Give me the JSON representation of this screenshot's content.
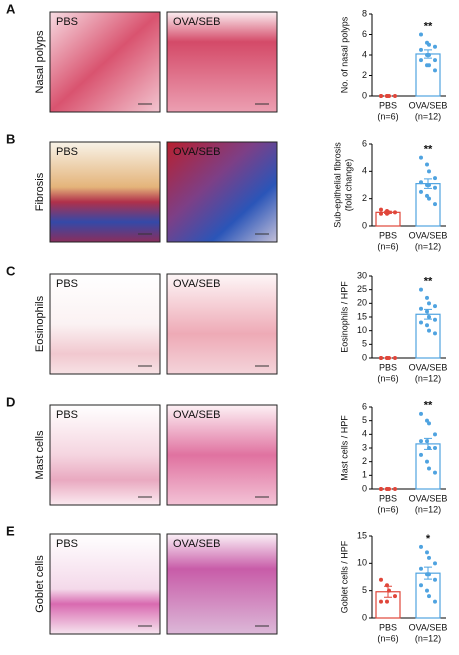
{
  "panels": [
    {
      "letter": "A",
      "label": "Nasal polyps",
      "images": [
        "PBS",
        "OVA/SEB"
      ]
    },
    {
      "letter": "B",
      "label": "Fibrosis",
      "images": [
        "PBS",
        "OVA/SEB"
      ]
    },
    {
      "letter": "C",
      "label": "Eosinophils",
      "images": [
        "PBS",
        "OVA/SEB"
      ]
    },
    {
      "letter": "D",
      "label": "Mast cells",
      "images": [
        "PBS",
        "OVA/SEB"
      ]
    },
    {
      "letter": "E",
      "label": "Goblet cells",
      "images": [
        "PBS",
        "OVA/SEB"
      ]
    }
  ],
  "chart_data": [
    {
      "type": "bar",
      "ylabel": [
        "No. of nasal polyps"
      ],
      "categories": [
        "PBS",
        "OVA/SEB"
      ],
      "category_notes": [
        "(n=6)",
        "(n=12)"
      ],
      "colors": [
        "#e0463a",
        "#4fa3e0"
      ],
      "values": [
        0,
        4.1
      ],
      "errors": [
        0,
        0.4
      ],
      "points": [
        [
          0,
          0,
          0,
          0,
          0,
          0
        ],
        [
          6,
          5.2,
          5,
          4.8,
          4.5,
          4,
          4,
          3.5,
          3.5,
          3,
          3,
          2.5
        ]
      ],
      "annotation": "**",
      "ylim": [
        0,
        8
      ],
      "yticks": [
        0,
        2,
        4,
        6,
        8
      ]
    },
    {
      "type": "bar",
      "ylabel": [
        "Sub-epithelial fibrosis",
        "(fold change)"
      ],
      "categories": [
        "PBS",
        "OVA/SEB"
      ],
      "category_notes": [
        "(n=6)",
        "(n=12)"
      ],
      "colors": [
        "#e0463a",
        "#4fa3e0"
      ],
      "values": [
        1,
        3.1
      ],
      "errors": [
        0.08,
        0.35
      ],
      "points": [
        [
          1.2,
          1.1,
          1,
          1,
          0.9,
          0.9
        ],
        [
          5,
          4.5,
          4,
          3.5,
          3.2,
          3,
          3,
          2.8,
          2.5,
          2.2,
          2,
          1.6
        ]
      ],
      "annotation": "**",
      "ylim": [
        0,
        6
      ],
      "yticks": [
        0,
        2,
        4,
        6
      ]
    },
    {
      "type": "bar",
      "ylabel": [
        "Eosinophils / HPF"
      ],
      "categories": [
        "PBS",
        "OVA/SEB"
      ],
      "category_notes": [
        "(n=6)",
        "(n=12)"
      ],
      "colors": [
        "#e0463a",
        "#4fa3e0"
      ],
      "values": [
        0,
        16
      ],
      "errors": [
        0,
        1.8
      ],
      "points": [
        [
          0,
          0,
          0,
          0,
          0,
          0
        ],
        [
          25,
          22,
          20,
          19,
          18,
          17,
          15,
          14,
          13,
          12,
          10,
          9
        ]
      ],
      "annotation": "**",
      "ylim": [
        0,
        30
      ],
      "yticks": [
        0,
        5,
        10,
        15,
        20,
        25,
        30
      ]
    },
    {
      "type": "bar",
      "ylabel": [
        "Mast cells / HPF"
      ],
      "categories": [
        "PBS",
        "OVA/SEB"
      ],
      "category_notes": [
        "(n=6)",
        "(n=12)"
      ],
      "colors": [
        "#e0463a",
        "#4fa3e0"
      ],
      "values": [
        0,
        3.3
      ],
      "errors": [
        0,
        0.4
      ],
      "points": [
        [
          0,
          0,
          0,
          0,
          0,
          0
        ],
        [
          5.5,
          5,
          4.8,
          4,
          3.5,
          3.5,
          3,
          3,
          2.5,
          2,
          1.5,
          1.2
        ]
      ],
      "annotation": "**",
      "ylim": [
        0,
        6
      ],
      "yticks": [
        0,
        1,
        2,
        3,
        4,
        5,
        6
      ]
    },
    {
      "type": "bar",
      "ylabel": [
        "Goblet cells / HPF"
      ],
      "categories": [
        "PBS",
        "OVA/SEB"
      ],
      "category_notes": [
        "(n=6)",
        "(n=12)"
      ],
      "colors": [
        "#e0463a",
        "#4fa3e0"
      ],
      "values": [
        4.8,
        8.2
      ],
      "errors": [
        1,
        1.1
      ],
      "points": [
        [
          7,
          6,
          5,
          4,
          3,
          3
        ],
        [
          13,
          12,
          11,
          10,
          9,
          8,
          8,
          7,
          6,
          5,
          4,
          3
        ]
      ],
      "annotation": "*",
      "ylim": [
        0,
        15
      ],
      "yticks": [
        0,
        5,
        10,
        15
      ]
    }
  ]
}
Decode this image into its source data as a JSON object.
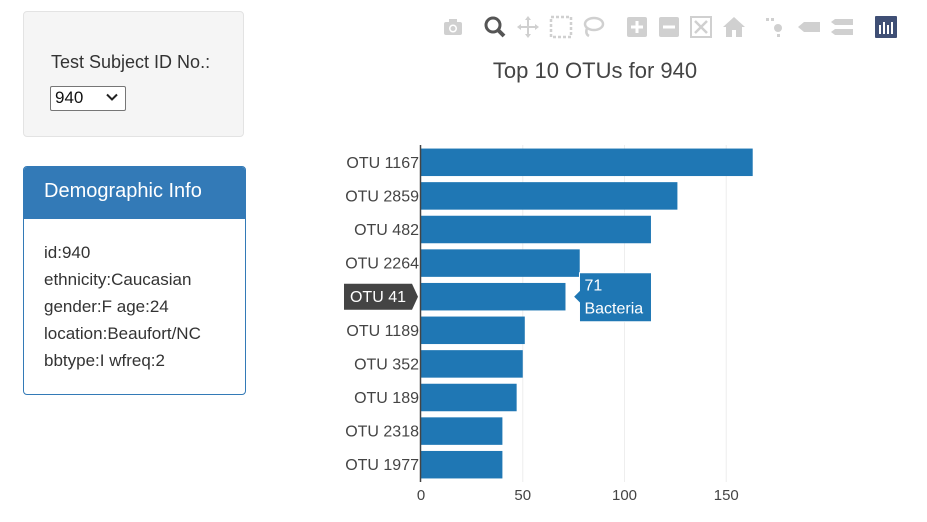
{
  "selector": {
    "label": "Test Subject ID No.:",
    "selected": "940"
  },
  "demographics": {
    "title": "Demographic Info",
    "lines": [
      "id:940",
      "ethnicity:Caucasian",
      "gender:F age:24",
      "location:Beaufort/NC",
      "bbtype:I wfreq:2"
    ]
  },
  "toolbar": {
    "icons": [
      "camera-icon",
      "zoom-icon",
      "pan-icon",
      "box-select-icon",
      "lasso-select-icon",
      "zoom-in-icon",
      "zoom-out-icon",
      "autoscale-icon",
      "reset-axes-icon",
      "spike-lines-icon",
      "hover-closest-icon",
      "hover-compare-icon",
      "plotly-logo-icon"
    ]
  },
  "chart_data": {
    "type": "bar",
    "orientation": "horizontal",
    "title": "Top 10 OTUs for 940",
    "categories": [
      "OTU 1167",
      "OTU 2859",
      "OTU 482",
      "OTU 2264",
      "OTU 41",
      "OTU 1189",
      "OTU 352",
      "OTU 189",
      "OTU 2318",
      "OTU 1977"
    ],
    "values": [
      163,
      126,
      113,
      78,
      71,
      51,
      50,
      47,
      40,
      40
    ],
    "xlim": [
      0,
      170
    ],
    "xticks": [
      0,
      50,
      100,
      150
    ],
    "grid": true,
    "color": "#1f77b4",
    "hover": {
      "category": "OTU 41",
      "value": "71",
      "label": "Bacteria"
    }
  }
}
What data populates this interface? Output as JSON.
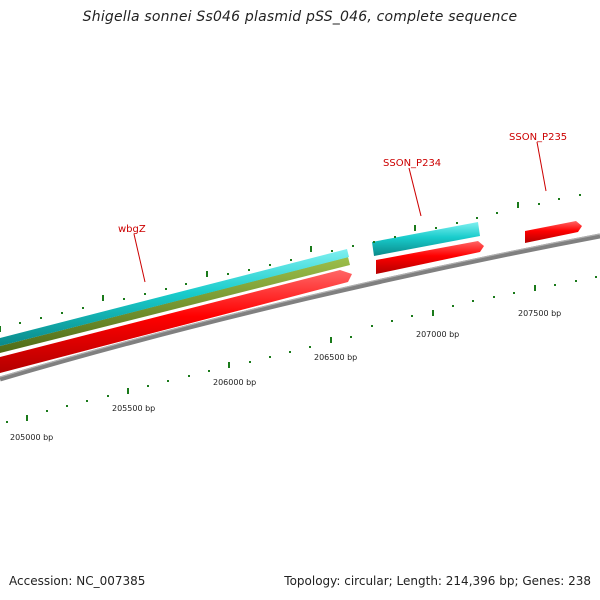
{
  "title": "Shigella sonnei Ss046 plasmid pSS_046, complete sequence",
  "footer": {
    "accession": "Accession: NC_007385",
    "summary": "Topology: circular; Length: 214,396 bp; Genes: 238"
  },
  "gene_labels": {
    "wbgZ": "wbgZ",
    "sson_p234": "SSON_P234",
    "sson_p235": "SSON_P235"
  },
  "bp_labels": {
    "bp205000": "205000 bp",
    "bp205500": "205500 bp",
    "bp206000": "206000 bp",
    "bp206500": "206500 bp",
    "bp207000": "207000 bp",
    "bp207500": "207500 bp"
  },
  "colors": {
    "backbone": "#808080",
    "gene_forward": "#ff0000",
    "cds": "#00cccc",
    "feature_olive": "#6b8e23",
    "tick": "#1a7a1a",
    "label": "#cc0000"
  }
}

......

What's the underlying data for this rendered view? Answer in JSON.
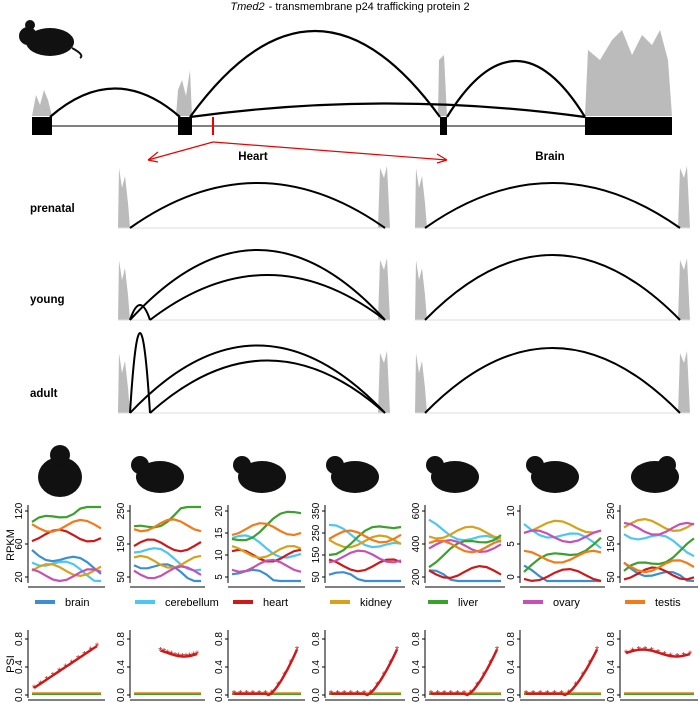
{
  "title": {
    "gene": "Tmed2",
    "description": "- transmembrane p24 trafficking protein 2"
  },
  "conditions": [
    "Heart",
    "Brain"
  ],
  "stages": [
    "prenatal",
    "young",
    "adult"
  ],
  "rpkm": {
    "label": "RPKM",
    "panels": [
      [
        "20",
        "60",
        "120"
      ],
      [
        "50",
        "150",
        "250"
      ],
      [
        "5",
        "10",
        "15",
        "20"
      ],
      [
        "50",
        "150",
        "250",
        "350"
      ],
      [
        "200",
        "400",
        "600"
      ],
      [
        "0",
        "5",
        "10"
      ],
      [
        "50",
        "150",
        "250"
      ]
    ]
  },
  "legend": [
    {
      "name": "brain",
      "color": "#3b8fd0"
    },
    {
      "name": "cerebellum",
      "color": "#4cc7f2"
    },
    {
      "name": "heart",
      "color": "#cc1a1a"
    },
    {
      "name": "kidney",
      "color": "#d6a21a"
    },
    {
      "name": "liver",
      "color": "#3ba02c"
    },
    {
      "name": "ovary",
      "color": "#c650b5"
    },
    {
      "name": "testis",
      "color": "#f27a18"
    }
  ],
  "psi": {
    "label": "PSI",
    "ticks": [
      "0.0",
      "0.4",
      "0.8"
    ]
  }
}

......

*EXERCISE OBJECTIVE*. Copy each line from the data that features the string "What".

*TASK SOLUTION*.
What data populates this interface? Output as JSON.
What's the underlying data for this rendered view? Answer in JSON.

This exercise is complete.